## MATERIAL FOR THIS TASK
────────────────────────────────────────

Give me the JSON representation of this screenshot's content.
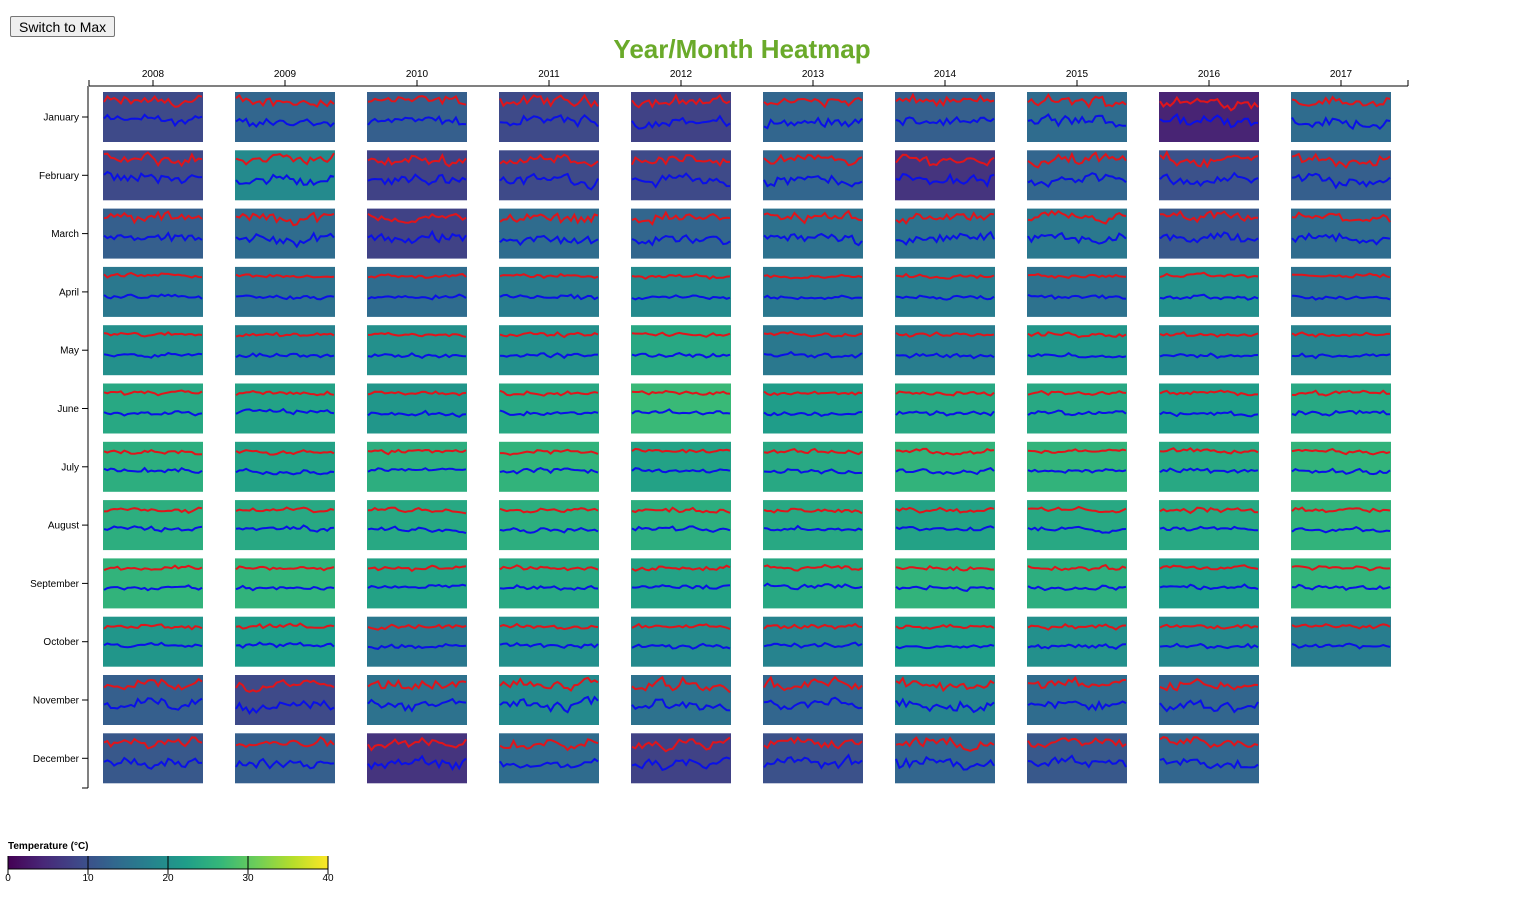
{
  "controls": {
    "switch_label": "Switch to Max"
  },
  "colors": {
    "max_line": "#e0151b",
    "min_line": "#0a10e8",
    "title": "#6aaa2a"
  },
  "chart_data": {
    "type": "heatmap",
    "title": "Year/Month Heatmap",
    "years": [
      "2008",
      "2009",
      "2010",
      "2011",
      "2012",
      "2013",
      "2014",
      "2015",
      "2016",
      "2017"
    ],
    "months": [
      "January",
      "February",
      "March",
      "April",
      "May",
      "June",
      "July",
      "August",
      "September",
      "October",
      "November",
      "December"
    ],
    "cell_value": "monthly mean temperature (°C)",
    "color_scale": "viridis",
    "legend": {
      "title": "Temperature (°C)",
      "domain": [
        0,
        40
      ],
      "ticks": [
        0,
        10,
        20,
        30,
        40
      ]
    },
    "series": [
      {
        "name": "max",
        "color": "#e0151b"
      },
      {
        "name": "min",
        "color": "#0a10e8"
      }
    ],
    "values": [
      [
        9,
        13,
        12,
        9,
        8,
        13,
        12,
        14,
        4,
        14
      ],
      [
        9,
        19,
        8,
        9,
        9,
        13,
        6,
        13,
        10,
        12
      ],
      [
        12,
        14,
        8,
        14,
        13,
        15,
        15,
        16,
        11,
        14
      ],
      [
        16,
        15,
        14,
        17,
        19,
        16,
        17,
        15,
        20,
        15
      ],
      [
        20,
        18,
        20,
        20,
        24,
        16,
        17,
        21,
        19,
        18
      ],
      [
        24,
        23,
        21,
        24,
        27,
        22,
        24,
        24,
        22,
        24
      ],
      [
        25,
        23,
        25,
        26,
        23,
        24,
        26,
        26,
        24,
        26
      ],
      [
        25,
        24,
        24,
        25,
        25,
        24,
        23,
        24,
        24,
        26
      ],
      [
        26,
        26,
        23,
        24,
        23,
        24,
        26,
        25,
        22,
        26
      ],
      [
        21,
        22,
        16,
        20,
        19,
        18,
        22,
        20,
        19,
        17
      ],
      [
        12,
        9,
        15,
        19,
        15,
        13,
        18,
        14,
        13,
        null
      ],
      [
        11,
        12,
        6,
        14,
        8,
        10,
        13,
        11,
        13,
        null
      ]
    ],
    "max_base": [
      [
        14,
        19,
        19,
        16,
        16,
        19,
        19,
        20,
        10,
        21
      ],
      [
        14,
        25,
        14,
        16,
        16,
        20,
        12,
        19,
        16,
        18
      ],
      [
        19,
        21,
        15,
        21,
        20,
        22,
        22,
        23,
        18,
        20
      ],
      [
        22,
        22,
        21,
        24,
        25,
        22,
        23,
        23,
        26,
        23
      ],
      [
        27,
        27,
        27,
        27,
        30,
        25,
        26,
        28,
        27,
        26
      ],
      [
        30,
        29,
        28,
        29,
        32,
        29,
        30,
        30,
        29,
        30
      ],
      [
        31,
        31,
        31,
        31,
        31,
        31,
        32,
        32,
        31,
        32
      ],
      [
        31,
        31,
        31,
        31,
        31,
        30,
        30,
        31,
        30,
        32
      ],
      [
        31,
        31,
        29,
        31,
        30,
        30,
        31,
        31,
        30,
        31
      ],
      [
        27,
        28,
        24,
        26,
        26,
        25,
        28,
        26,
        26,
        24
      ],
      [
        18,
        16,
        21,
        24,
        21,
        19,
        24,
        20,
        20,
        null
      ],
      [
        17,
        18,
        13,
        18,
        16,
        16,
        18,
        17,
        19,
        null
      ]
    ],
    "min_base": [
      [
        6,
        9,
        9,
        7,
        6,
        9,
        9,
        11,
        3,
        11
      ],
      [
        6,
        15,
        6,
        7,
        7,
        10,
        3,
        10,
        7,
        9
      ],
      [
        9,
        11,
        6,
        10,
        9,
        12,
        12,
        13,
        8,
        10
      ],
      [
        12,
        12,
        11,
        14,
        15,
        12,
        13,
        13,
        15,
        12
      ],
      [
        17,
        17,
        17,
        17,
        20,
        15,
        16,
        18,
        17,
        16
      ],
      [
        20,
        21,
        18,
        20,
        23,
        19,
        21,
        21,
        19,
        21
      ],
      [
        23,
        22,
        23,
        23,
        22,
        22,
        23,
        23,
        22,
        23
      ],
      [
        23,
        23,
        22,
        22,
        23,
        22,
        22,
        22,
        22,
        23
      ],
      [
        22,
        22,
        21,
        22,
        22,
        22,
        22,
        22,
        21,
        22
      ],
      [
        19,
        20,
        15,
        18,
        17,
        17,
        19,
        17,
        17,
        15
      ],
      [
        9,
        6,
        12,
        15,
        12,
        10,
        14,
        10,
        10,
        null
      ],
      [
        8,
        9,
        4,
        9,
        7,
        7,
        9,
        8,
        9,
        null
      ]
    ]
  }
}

────────────────────────────────────────

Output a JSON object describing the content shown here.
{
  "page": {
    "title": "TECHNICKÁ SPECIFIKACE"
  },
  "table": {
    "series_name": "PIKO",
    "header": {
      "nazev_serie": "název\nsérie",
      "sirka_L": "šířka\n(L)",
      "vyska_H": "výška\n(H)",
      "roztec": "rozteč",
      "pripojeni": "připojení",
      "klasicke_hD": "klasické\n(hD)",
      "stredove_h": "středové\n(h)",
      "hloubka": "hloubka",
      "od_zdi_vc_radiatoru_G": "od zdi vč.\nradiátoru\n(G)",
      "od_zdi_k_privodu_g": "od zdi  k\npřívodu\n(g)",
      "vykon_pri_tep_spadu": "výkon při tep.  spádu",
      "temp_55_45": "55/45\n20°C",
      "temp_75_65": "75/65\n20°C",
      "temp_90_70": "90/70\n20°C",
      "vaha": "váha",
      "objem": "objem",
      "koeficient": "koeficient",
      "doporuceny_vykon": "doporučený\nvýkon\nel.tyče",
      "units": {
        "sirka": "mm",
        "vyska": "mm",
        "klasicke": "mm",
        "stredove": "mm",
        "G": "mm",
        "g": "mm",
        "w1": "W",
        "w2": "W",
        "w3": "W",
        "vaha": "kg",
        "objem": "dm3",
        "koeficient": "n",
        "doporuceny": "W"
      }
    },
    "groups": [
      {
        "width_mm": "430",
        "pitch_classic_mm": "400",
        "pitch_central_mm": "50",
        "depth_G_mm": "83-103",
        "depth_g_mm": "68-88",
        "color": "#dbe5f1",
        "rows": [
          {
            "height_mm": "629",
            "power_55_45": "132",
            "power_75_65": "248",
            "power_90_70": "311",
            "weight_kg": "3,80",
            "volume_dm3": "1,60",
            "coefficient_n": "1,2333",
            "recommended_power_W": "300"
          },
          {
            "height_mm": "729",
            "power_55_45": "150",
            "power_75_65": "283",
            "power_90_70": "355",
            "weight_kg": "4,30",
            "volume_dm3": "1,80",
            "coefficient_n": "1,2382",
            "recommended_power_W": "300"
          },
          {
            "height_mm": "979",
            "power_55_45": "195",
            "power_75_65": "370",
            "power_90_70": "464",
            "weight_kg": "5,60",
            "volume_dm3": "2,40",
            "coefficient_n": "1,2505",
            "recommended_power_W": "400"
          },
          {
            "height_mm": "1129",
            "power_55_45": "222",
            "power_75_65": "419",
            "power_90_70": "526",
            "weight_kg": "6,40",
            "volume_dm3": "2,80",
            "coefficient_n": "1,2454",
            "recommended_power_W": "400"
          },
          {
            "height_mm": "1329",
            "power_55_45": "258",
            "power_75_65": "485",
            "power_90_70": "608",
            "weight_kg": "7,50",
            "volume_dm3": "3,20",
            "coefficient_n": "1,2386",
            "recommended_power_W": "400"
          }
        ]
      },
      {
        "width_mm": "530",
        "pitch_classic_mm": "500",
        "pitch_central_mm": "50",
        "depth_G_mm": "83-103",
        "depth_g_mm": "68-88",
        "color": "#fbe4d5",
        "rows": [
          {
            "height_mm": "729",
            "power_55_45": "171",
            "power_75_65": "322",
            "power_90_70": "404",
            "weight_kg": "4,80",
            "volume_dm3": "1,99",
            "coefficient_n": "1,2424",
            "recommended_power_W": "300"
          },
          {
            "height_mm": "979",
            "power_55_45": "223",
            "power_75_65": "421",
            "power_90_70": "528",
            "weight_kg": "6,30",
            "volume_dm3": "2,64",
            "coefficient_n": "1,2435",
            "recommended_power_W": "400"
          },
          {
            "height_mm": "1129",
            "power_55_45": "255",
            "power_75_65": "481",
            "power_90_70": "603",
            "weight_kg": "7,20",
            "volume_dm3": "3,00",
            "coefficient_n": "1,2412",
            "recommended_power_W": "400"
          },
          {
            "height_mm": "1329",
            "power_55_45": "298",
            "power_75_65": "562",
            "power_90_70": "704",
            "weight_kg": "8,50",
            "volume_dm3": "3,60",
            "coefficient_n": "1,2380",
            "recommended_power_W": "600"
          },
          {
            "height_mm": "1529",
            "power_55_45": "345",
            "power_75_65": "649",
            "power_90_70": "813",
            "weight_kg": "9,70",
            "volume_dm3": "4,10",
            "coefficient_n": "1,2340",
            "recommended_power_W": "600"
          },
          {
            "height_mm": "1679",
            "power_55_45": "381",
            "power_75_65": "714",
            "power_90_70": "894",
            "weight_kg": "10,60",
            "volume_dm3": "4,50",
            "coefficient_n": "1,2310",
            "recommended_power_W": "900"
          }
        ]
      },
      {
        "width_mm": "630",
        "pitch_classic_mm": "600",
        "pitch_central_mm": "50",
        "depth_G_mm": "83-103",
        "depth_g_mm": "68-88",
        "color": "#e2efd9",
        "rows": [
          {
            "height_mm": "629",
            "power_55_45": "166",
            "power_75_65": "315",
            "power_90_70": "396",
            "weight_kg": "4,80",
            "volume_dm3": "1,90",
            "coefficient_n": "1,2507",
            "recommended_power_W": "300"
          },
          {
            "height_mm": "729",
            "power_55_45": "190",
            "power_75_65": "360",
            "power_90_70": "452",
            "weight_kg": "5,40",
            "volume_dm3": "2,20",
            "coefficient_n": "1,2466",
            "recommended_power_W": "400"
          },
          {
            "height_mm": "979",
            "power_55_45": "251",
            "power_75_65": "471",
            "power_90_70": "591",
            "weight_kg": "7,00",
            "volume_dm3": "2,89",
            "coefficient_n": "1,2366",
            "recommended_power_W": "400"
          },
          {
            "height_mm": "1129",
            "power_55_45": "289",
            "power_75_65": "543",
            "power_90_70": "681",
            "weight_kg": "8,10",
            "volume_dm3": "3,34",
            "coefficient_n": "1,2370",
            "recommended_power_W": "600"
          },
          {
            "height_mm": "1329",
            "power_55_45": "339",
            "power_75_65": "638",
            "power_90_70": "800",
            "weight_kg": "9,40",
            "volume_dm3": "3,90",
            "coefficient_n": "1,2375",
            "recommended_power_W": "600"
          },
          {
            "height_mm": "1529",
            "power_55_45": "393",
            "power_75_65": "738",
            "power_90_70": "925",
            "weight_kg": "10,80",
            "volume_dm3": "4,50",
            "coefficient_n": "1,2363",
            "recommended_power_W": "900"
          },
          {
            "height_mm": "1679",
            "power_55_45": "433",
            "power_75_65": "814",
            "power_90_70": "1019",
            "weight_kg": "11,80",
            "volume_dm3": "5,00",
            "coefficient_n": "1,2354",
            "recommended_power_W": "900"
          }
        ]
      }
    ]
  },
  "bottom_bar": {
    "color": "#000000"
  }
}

────────────────────────────────────────

From the entries above, return each line with the word "koeficient" in it.

## WRITTEN RESPONSE
      "koeficient": "koeficient",
        "koeficient": "n",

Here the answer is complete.